• [EXERCISE OBJECTIVE] Check each line of the records below for the string "this", then state how many lines contain it, with no other output.
---------- ITEMS ----------
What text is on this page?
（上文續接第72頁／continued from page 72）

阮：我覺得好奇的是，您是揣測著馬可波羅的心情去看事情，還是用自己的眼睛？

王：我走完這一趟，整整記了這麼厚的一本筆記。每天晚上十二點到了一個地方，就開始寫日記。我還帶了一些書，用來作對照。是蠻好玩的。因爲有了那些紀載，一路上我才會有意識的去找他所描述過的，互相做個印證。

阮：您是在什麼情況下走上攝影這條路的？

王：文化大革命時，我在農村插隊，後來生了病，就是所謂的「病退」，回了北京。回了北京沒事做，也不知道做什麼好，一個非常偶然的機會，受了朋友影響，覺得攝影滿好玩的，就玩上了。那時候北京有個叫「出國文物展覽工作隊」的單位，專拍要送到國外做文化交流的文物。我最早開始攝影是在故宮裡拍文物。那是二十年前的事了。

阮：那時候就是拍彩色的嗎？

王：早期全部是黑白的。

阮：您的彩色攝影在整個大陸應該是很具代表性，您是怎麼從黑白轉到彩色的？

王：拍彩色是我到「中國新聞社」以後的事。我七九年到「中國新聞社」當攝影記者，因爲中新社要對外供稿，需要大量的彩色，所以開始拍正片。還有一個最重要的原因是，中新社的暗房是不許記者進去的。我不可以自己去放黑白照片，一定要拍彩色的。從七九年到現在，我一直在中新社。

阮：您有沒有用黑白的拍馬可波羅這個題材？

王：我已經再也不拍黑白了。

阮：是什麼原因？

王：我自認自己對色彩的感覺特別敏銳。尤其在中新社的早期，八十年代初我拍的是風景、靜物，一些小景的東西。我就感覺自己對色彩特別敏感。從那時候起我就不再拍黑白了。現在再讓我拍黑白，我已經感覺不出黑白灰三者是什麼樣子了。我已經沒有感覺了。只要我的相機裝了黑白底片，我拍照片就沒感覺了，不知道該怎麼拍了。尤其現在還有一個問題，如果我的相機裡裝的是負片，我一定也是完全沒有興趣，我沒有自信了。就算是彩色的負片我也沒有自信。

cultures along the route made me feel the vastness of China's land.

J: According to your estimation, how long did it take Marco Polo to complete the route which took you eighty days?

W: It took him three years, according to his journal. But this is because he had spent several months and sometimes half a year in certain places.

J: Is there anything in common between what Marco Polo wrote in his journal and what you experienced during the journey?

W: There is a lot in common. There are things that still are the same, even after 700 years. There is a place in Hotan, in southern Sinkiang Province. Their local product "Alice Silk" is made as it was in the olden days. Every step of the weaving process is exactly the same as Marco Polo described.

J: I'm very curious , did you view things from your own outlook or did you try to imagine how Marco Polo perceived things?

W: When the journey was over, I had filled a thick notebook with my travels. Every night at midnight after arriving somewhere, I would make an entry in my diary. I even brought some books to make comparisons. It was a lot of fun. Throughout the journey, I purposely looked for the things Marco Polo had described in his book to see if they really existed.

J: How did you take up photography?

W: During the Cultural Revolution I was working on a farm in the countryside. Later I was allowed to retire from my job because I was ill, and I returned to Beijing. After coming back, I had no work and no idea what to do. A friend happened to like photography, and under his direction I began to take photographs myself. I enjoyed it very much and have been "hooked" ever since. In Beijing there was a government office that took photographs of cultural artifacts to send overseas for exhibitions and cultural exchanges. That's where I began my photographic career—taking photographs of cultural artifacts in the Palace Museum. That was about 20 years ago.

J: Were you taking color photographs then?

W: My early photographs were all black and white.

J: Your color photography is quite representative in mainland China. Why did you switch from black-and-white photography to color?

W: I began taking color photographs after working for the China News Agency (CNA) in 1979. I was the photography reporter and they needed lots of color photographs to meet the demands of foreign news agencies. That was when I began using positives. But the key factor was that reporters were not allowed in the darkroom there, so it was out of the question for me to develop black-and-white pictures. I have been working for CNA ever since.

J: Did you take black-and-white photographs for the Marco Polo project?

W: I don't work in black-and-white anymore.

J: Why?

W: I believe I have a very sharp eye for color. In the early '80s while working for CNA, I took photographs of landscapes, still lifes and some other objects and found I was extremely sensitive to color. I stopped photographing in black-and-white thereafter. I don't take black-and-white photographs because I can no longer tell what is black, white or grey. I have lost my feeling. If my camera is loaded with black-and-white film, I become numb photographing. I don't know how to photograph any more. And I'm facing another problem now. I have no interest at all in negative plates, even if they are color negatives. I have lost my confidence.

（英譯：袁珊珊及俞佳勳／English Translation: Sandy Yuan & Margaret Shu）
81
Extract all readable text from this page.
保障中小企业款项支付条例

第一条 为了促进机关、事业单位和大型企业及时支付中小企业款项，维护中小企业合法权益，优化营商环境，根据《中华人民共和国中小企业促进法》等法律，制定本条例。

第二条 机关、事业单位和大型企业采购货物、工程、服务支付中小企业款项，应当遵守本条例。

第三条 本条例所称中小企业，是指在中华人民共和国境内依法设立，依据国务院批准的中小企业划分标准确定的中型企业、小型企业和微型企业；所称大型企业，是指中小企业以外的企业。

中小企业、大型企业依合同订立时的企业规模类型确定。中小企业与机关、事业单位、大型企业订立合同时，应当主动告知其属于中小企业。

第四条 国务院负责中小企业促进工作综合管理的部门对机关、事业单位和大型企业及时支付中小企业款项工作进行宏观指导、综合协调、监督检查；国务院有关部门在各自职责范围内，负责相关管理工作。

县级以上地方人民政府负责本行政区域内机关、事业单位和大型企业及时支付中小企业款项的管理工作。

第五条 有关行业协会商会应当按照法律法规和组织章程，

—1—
----------
• [TASK RESULT] 3